-- start --
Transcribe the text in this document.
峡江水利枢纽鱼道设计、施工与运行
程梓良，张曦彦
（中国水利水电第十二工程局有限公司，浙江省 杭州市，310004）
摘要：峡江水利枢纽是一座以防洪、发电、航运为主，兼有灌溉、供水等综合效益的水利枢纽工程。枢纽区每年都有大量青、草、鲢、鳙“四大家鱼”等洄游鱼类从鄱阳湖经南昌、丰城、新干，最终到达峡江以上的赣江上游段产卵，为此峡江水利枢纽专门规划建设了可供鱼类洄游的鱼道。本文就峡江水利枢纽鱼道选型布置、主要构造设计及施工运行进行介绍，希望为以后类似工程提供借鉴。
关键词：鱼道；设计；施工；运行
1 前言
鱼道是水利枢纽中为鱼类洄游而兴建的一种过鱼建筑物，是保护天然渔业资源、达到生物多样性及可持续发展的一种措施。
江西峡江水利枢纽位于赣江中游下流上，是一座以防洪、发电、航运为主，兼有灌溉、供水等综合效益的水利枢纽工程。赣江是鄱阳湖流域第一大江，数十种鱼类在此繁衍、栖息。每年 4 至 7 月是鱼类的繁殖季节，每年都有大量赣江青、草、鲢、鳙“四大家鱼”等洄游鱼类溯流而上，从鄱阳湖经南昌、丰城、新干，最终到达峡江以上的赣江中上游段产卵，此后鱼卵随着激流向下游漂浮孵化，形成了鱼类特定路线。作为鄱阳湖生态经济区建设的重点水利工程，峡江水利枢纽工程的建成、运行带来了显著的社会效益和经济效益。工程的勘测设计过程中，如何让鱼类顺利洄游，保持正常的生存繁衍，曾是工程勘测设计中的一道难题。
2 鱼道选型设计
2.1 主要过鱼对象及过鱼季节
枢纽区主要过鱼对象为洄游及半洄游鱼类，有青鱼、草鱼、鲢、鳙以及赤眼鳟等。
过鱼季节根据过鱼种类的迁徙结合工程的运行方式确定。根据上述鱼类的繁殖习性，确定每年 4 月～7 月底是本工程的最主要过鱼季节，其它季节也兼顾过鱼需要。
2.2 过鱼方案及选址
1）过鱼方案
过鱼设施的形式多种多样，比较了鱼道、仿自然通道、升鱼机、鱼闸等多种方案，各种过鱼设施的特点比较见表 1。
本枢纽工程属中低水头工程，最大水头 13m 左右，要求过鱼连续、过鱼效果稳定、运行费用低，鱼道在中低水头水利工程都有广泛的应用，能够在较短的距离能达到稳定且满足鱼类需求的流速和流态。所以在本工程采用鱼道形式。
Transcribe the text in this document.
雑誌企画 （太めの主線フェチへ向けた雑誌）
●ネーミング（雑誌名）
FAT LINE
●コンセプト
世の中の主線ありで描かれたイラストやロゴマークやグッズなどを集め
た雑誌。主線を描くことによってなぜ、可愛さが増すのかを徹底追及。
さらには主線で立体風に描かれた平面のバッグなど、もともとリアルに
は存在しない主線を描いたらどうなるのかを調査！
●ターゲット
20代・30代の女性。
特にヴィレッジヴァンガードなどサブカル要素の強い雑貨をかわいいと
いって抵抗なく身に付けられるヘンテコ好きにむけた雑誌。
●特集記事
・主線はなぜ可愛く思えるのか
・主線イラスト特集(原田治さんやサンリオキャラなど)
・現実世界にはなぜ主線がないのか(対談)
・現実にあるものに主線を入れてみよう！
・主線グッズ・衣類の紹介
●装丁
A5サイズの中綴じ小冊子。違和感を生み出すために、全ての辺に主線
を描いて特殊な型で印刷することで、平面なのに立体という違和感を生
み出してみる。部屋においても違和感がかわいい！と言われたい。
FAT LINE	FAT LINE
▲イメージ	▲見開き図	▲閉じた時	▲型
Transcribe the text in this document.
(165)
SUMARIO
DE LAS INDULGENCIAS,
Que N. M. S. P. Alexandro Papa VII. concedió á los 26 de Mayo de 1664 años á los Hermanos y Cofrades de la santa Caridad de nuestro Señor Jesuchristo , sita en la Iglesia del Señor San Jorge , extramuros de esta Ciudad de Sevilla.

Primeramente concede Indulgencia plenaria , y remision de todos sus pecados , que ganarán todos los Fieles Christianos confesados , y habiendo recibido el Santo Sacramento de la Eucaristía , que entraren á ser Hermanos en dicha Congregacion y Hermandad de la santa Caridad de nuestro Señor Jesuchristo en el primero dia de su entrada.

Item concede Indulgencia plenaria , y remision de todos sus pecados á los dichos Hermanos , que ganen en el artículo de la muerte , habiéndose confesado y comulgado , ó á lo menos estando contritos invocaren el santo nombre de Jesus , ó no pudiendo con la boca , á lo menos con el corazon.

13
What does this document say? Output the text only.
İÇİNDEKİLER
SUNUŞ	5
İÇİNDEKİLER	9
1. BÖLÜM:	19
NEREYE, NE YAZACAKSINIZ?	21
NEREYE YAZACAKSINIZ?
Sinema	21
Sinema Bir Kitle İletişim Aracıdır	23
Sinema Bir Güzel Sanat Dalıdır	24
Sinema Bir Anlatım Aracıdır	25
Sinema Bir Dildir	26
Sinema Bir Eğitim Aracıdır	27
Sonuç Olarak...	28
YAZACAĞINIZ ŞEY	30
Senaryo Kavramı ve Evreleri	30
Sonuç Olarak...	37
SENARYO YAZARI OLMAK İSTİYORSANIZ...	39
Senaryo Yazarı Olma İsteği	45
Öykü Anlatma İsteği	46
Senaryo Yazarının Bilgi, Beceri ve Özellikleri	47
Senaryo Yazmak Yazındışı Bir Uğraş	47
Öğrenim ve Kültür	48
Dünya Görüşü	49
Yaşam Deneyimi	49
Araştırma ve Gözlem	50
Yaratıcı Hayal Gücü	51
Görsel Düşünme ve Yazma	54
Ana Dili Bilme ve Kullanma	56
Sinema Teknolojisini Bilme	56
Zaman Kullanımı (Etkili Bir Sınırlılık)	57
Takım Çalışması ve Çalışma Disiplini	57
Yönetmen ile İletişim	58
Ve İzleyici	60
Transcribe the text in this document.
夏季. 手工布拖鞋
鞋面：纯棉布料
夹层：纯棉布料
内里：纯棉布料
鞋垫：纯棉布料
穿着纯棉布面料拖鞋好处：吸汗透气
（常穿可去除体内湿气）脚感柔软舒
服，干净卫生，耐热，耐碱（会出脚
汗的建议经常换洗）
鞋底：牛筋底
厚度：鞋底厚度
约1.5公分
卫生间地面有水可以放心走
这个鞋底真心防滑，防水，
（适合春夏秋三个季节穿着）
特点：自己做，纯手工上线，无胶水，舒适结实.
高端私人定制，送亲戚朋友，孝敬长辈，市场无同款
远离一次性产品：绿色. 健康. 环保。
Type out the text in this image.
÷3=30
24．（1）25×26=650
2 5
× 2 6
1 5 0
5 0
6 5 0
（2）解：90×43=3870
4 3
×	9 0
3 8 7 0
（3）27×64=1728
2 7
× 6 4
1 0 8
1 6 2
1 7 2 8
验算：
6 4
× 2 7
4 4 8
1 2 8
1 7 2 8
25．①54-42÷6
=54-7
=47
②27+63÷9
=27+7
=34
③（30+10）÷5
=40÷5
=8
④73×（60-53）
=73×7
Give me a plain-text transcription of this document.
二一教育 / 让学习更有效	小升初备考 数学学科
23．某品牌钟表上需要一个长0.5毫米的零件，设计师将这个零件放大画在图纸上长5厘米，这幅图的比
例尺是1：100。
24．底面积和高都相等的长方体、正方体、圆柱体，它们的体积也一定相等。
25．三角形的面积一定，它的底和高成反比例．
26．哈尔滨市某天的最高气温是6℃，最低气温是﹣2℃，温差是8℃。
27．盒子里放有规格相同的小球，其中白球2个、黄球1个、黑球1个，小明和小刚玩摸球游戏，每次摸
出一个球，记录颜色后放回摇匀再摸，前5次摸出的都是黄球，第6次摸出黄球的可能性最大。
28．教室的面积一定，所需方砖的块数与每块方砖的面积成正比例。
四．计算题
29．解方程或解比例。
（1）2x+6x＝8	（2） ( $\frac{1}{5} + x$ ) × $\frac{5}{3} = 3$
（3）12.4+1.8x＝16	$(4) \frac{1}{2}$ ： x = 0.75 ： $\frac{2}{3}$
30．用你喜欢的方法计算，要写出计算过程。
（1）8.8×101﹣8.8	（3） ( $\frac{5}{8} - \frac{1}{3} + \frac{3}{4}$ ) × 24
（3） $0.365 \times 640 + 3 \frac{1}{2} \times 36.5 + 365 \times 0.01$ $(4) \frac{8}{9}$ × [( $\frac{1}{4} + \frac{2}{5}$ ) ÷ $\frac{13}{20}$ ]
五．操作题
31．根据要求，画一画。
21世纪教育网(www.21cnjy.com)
-- end --
• [Exercise task]
Copy every line of the data that holds the string "İletişim".

• [Finished task]
Sinema Bir Kitle İletişim Aracıdır	23
Yönetmen ile İletişim	58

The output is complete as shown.